The Independent National Electoral Commission (INEC) has
asked the presidential election petition tribunal to dismiss a petition filed
by the Labour Party (LP) and its presidential candidate, Peter Obi.
Obi and the LP filed a petition challenging the victory of
Bola Tinubu, candidate of the All Progressives Congress (APC), as the
president-elect.
In the petition marked CA/PEPC/03/2023 Livy Ozoukwu, lead
counsel to LP and its presidential candidate, contended that Tinubu “was not
duly elected by the majority of the lawful votes cast at the time of the
election”.
They also claimed that Shettima had a double nomination in
contravention of the electoral act.
The petitioners asserted that the election was marred by
rigging and manipulations adding that the INEC violated its own regulations
when it announced the results when at the time of the announcement, the total
polling unit results had yet to be fully scanned, uploaded, and transmitted electronically
as required by the electoral act.
In a response filed on Monday night, INEC, through its
lawyer, Abubakar Mahmoud, said the reliefs sought by Obi and his party are not
grantable.
The commission prayed the court to either “dismiss or strike
out the petition for being grossly incompetent, abusive, vague, nebulous,
generic, general, non-specific, ambiguous, equivocal, hypothetical and
academic”.
INEC argued that the grounds of the petition are vague.
The commission further discredited the petitioners over the
claim that Tinubu was not elected by the majority of lawful votes cast.

→ SET EXERCISE
Reproduce the passage of the article on INEC's response to the Labour Party petition between "The Independent National" and "candidate, Peter Obi.", inclusive, without changing a word.

→ PROVIDED RECORDS

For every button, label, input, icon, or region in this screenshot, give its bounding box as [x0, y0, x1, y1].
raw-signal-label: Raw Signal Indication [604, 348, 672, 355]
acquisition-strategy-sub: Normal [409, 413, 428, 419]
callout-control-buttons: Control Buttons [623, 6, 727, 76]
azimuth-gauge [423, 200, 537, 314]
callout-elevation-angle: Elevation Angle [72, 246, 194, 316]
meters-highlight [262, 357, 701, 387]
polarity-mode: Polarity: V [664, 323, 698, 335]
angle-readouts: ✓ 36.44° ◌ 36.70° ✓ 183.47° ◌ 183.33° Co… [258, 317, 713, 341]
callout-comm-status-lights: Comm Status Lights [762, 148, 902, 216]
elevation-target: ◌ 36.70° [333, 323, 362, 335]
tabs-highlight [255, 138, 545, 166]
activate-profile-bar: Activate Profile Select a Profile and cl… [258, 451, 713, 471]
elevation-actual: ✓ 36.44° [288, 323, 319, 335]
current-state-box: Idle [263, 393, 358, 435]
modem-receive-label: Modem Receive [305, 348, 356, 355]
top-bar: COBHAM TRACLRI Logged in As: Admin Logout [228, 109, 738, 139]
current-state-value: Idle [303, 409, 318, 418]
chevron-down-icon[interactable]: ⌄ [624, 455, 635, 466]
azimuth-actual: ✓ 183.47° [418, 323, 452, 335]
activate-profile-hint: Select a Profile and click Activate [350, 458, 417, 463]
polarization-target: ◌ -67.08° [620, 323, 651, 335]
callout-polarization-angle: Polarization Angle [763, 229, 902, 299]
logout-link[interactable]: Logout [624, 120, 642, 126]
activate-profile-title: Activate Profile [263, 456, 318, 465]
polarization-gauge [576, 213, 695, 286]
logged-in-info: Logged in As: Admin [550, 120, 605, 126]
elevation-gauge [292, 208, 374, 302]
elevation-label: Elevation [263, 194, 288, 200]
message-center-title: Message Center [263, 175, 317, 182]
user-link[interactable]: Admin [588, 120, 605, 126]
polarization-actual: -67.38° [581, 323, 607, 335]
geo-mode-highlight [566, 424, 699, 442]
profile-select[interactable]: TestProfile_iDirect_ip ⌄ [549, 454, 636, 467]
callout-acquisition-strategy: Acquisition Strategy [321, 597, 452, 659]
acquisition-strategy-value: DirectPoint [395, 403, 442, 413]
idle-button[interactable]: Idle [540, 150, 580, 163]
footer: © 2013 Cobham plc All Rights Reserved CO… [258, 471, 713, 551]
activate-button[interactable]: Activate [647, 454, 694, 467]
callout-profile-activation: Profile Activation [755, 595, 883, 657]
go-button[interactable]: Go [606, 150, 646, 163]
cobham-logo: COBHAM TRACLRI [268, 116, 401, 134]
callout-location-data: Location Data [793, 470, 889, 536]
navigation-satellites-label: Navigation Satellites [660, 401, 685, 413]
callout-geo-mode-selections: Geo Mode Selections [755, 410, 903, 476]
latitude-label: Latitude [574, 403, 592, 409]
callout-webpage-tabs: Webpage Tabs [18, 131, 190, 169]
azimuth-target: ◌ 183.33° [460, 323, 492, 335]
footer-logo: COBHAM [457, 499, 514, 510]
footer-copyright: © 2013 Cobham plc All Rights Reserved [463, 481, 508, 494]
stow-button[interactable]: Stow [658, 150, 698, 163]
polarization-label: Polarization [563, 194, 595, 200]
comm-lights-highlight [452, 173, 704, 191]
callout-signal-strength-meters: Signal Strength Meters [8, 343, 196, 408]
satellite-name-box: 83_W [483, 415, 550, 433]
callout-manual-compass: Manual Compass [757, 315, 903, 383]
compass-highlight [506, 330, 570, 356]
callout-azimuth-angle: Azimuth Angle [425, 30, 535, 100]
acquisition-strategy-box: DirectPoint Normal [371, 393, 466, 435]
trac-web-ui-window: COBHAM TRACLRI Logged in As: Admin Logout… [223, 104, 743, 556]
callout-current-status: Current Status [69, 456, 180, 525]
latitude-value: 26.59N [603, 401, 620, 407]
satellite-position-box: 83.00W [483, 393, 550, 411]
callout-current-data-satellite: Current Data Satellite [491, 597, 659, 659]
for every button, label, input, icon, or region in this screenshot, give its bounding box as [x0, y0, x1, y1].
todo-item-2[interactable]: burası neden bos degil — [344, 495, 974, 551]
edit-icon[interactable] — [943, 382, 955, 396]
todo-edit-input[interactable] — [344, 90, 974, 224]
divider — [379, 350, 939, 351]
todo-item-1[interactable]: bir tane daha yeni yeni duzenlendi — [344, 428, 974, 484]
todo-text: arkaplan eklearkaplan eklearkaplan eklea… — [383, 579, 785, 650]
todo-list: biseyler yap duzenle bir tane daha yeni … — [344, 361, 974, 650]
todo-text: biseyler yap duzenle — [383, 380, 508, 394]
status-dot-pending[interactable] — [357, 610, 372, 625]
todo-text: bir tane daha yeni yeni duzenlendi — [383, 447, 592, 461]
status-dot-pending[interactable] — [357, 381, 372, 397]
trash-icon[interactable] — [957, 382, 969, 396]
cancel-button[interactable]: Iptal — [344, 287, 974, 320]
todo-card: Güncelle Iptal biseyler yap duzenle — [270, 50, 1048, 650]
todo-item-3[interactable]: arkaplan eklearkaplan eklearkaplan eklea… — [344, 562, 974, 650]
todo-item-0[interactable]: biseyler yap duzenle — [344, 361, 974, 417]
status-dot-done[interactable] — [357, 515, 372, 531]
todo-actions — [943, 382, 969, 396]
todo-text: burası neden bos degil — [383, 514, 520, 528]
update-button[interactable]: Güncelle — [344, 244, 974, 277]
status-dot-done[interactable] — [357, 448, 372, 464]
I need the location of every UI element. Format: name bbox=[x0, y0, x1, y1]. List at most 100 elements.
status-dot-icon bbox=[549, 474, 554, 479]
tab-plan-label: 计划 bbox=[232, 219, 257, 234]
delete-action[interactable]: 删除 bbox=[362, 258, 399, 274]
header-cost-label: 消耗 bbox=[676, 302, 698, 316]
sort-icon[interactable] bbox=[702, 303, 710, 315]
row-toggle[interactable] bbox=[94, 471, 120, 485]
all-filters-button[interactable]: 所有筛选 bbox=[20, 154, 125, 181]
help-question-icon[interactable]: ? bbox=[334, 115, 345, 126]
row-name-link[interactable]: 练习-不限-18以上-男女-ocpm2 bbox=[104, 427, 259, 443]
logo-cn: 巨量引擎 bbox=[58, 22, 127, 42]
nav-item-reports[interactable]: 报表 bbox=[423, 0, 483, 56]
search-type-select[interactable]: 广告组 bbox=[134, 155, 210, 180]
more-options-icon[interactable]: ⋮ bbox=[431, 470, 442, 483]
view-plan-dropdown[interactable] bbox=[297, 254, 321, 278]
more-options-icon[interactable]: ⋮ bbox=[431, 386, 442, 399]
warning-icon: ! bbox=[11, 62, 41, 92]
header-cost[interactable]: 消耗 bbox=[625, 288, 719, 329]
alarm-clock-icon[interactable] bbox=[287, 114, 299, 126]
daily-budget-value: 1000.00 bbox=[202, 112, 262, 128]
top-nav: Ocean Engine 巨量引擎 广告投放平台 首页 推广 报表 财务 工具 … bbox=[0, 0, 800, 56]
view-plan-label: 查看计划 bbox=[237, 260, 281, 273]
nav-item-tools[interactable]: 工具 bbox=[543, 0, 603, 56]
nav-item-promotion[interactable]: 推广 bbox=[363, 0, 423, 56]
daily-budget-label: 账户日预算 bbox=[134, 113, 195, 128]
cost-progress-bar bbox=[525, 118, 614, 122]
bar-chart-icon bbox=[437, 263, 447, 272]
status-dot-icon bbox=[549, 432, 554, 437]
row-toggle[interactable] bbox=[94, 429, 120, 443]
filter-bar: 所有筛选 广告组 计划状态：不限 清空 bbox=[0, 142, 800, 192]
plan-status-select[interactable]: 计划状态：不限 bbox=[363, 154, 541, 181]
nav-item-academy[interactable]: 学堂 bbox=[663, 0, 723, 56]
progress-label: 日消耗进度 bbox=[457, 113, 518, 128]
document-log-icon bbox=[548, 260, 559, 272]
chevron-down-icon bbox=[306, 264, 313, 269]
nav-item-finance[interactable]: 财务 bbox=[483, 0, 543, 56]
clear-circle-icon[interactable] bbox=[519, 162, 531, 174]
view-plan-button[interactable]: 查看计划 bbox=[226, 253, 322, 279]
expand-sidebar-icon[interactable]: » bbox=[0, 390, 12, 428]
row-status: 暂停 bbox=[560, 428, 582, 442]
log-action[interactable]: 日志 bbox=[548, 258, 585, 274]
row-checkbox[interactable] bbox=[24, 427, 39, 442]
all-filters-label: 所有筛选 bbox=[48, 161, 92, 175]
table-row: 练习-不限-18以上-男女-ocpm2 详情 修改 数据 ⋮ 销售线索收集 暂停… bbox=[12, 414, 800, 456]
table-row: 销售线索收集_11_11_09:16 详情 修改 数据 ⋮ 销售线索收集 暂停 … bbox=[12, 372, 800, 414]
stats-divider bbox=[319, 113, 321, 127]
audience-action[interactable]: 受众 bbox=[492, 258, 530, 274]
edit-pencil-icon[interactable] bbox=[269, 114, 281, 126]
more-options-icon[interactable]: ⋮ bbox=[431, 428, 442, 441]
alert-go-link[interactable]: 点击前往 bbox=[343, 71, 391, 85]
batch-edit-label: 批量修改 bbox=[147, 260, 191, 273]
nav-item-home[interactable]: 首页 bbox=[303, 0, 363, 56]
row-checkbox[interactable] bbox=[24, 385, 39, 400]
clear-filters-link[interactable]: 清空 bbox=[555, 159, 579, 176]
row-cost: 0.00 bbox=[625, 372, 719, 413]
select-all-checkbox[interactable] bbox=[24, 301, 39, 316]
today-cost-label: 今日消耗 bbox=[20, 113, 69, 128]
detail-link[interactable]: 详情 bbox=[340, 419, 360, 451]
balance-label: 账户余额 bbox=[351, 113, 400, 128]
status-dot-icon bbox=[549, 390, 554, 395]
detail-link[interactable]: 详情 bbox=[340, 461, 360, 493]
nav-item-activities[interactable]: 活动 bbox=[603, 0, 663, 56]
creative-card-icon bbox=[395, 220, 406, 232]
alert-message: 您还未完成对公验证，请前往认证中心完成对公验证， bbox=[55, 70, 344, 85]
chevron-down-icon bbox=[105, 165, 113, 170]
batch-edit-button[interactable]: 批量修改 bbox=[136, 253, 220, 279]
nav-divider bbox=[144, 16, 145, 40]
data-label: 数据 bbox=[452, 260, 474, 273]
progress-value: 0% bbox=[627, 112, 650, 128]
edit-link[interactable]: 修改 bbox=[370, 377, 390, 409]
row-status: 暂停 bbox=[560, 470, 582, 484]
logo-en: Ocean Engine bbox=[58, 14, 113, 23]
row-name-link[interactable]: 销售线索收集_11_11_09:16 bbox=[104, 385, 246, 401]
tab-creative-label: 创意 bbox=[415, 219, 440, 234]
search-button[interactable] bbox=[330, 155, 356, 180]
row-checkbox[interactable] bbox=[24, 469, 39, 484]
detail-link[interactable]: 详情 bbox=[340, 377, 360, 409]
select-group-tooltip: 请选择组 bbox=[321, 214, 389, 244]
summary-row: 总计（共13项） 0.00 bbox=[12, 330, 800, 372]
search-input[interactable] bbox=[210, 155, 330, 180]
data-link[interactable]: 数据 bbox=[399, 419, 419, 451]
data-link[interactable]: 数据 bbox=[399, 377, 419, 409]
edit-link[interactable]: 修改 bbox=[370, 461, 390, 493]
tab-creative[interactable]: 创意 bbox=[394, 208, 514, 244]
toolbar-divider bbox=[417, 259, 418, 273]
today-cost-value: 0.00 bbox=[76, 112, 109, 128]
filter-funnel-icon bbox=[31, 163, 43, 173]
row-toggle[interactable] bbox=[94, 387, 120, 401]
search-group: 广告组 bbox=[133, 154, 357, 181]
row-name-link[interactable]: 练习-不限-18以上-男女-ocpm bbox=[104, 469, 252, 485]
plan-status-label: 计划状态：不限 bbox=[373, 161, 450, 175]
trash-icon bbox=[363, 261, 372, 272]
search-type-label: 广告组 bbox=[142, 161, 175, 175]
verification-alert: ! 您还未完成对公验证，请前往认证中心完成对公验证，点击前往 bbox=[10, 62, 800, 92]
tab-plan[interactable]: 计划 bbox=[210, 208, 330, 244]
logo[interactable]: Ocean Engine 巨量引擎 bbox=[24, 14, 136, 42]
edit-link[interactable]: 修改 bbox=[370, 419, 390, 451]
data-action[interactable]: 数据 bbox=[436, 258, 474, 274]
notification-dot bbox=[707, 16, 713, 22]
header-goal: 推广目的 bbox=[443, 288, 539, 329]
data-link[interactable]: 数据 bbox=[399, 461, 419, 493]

→ FINAL RESULT
The Independent National Electoral Commission (INEC) has
asked the presidential election petition tribunal to dismiss a petition filed
by the Labour Party (LP) and its presidential candidate, Peter Obi.